WHAT IS EXPECTED -
Images appear in the records below; leave them out and repeat everything else exactly.

——————————

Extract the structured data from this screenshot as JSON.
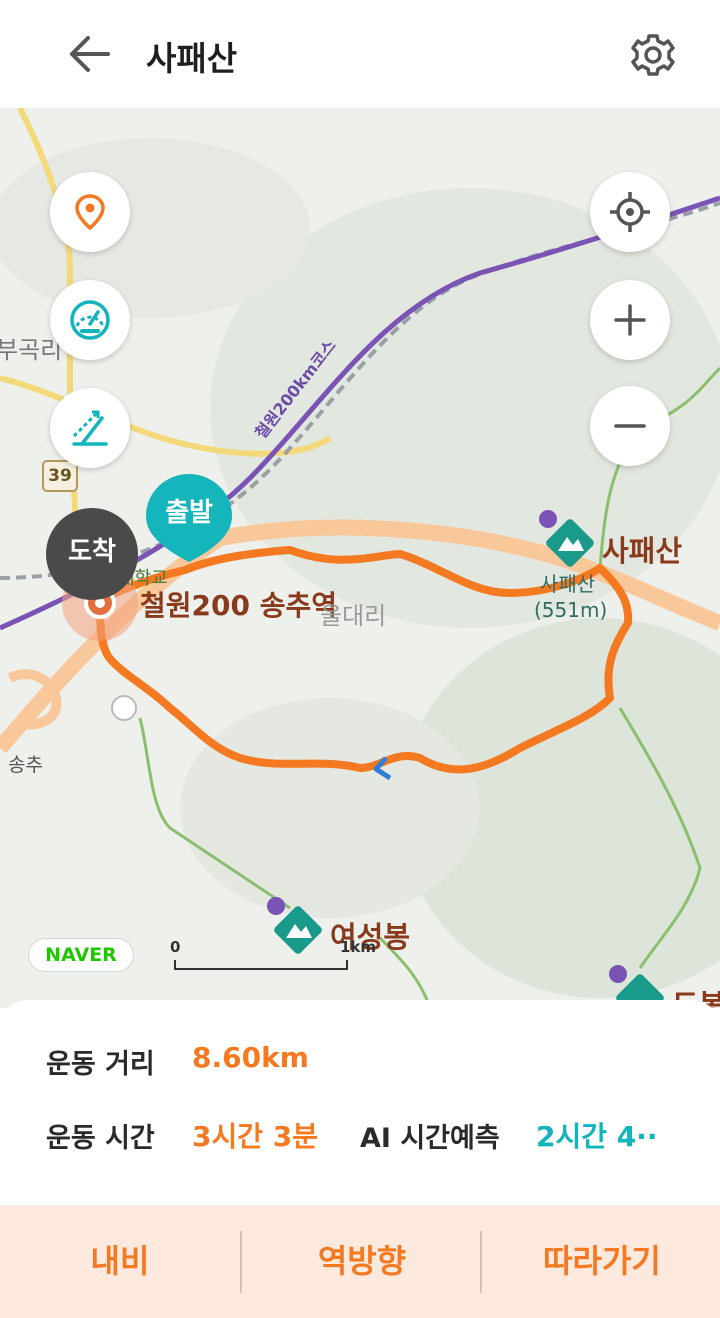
{
  "header": {
    "title": "사패산",
    "back_icon": "arrow-left-icon",
    "settings_icon": "gear-icon"
  },
  "map": {
    "labels": {
      "course_line": "철원200km코스",
      "place_left": "부곡리",
      "route_badge": "39",
      "school": "대학교",
      "station": "철원200 송추역",
      "village": "울대리",
      "peak_main_name": "사패산",
      "peak_main_small": "사패산",
      "peak_main_height": "(551m)",
      "songchu": "송추",
      "peak_yeoseong": "여성봉",
      "peak_dobong": "도봉"
    },
    "start_label": "출발",
    "end_label": "도착",
    "naver_logo": "NAVER",
    "scale": {
      "zero": "0",
      "one": "1km"
    },
    "left_controls": [
      "location-pin-icon",
      "speedometer-icon",
      "elevation-icon"
    ],
    "right_controls": [
      "crosshair-icon",
      "plus-icon",
      "minus-icon"
    ]
  },
  "info": {
    "distance_label": "운동 거리",
    "distance_value": "8.60km",
    "time_label": "운동 시간",
    "time_value": "3시간 3분",
    "ai_label": "AI 시간예측",
    "ai_value": "2시간 4··"
  },
  "actions": {
    "navi": "내비",
    "reverse": "역방향",
    "follow": "따라가기"
  },
  "colors": {
    "accent": "#f47920",
    "teal": "#13b5bc",
    "route": "#f47920",
    "course_line": "#7a54b4"
  }
}
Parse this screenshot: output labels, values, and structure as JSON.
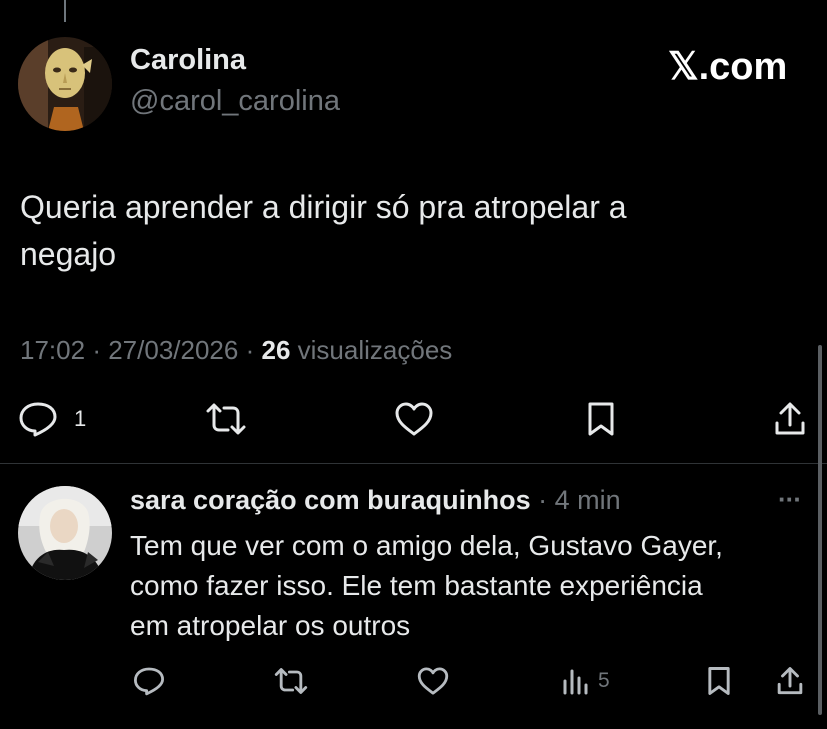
{
  "brand": {
    "logo_text": "𝕏.com"
  },
  "tweet": {
    "author_name": "Carolina",
    "author_handle": "@carol_carolina",
    "text_line1": "Queria aprender a dirigir só pra atropelar a",
    "text_line2": "negajo",
    "time": "17:02",
    "date": "27/03/2026",
    "separator": "·",
    "views_count": "26",
    "views_label": "visualizações",
    "reply_count": "1",
    "icons": [
      "reply-icon",
      "retweet-icon",
      "like-icon",
      "bookmark-icon",
      "share-icon"
    ]
  },
  "reply": {
    "author_name": "sara coração com buraquinhos",
    "separator": "·",
    "time_ago": "4 min",
    "more": "···",
    "text_line1": "Tem que ver com o amigo dela, Gustavo Gayer,",
    "text_line2": "como fazer isso. Ele tem bastante experiência",
    "text_line3": "em atropelar os outros",
    "views_count": "5",
    "icons": [
      "reply-icon",
      "retweet-icon",
      "like-icon",
      "views-icon",
      "bookmark-icon",
      "share-icon"
    ]
  },
  "colors": {
    "background": "#000000",
    "text": "#e7e9ea",
    "muted": "#71767b",
    "divider": "#2f3336"
  }
}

——————————

EXPECTED OUTPUT -
Extract the structured data from this screenshot as JSON.
{
  "header": {
    "title": "사패산",
    "back_icon": "arrow-left-icon",
    "settings_icon": "gear-icon"
  },
  "map": {
    "labels": {
      "course_line": "철원200km코스",
      "place_left": "부곡리",
      "route_badge": "39",
      "school": "대학교",
      "station": "철원200 송추역",
      "village": "울대리",
      "peak_main_name": "사패산",
      "peak_main_small": "사패산",
      "peak_main_height": "(551m)",
      "songchu": "송추",
      "peak_yeoseong": "여성봉",
      "peak_dobong": "도봉"
    },
    "start_label": "출발",
    "end_label": "도착",
    "naver_logo": "NAVER",
    "scale": {
      "zero": "0",
      "one": "1km"
    },
    "left_controls": [
      "location-pin-icon",
      "speedometer-icon",
      "elevation-icon"
    ],
    "right_controls": [
      "crosshair-icon",
      "plus-icon",
      "minus-icon"
    ]
  },
  "info": {
    "distance_label": "운동 거리",
    "distance_value": "8.60km",
    "time_label": "운동 시간",
    "time_value": "3시간 3분",
    "ai_label": "AI 시간예측",
    "ai_value": "2시간 4··"
  },
  "actions": {
    "navi": "내비",
    "reverse": "역방향",
    "follow": "따라가기"
  },
  "colors": {
    "accent": "#f47920",
    "teal": "#13b5bc",
    "route": "#f47920",
    "course_line": "#7a54b4"
  }
}
Parse this screenshot: output labels, values, and structure as JSON.
{
  "brand": {
    "logo_text": "𝕏.com"
  },
  "tweet": {
    "author_name": "Carolina",
    "author_handle": "@carol_carolina",
    "text_line1": "Queria aprender a dirigir só pra atropelar a",
    "text_line2": "negajo",
    "time": "17:02",
    "date": "27/03/2026",
    "separator": "·",
    "views_count": "26",
    "views_label": "visualizações",
    "reply_count": "1",
    "icons": [
      "reply-icon",
      "retweet-icon",
      "like-icon",
      "bookmark-icon",
      "share-icon"
    ]
  },
  "reply": {
    "author_name": "sara coração com buraquinhos",
    "separator": "·",
    "time_ago": "4 min",
    "more": "···",
    "text_line1": "Tem que ver com o amigo dela, Gustavo Gayer,",
    "text_line2": "como fazer isso. Ele tem bastante experiência",
    "text_line3": "em atropelar os outros",
    "views_count": "5",
    "icons": [
      "reply-icon",
      "retweet-icon",
      "like-icon",
      "views-icon",
      "bookmark-icon",
      "share-icon"
    ]
  },
  "colors": {
    "background": "#000000",
    "text": "#e7e9ea",
    "muted": "#71767b",
    "divider": "#2f3336"
  }
}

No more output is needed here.